Data excerpts
►

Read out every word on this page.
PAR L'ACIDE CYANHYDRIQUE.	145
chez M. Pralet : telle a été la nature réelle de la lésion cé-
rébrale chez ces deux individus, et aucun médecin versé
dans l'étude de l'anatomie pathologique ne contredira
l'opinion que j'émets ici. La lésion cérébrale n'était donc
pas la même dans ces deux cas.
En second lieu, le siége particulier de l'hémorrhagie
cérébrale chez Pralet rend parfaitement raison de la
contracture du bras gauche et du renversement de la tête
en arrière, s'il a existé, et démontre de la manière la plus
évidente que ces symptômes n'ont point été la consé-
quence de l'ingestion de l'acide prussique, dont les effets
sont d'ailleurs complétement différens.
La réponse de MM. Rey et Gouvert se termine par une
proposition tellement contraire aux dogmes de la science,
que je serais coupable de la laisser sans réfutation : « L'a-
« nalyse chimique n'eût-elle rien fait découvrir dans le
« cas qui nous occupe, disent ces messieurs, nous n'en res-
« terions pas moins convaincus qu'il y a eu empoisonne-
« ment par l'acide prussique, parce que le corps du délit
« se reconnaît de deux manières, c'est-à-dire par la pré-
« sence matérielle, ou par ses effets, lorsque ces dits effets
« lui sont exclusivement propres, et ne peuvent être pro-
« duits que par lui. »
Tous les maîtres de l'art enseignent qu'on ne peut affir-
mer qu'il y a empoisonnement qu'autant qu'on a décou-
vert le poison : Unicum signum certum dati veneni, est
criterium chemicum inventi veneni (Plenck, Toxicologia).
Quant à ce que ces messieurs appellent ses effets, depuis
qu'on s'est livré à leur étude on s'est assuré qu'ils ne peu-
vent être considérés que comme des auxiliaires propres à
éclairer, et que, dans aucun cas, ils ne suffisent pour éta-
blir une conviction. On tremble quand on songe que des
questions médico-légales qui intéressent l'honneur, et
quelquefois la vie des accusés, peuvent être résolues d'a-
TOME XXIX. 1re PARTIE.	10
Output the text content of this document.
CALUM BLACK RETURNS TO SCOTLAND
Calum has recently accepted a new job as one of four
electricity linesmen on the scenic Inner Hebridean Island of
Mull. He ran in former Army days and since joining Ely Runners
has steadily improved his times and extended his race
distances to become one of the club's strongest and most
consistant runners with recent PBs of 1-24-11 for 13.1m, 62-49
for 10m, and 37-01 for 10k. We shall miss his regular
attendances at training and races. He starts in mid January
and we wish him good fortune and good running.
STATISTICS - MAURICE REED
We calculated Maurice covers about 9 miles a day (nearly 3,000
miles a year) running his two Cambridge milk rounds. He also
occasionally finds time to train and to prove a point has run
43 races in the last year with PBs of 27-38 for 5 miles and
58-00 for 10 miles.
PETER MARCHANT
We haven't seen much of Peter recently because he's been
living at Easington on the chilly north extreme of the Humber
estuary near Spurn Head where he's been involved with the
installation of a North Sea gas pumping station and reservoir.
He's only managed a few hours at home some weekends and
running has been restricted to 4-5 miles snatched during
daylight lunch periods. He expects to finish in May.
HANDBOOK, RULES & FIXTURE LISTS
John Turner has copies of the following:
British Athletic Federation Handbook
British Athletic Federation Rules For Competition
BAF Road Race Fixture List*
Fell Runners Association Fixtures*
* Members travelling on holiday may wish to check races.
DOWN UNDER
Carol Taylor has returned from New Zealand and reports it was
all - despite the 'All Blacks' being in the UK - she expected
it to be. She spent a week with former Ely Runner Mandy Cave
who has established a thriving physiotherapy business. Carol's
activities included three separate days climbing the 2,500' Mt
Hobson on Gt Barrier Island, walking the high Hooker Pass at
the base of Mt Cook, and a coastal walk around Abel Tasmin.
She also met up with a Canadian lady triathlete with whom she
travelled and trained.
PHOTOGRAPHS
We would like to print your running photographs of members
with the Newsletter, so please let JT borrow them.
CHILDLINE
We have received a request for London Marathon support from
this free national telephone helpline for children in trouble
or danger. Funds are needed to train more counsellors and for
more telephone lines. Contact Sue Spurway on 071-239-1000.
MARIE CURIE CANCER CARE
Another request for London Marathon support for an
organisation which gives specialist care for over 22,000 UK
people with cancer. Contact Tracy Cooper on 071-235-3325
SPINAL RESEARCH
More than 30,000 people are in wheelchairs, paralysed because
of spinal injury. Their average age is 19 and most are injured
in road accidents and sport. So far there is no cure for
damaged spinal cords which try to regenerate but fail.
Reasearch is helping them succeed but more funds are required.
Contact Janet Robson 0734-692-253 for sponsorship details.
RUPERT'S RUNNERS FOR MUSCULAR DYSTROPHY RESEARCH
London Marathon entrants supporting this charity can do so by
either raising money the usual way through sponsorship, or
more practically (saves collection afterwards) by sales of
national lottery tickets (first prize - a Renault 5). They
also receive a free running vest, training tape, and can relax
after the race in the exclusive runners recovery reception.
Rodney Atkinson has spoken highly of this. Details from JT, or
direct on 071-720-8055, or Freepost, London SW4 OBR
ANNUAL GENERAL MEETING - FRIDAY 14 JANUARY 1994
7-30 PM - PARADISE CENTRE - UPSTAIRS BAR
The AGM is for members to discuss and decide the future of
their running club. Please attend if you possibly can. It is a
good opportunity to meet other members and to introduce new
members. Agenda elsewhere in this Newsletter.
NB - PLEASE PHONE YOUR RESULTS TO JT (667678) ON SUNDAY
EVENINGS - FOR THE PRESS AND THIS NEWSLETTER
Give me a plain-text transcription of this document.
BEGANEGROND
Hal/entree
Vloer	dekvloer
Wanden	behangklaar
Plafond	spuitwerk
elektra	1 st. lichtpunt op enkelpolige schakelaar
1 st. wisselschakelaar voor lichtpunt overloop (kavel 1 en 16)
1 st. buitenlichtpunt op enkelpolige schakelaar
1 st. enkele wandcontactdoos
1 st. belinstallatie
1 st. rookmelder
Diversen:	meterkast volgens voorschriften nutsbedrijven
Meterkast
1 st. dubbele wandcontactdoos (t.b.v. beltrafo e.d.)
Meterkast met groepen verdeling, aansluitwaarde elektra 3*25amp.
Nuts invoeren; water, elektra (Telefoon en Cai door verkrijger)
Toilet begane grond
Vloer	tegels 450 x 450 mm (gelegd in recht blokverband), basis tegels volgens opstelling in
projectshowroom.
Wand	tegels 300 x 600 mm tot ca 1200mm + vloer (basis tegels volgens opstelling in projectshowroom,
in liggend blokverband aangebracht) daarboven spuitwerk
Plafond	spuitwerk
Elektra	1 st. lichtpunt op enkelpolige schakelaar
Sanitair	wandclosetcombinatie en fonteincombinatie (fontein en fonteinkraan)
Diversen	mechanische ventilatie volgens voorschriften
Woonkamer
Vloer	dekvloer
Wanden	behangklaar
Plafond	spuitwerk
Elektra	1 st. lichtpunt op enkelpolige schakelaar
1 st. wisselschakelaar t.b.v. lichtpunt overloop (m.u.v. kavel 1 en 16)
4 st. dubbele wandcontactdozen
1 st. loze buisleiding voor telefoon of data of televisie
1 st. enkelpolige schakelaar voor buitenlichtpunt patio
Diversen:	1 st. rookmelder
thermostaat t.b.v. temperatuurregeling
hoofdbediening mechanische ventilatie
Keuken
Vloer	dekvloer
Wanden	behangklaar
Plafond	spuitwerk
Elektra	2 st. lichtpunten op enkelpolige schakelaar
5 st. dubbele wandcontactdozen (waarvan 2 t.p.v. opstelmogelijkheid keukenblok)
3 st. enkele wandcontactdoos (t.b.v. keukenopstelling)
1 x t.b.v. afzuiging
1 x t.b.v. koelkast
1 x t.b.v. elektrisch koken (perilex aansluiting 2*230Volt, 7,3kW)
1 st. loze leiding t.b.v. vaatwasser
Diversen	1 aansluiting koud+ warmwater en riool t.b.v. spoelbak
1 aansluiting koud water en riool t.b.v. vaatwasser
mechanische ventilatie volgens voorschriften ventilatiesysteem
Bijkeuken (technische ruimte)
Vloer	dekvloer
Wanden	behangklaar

◄

> WHAT NEEDS TO BE DONE: Copy every line of the records above that contains "propres".

> RESULT:
« lui sont exclusivement propres, et ne peuvent être pro-
vent être considérés que comme des auxiliaires propres à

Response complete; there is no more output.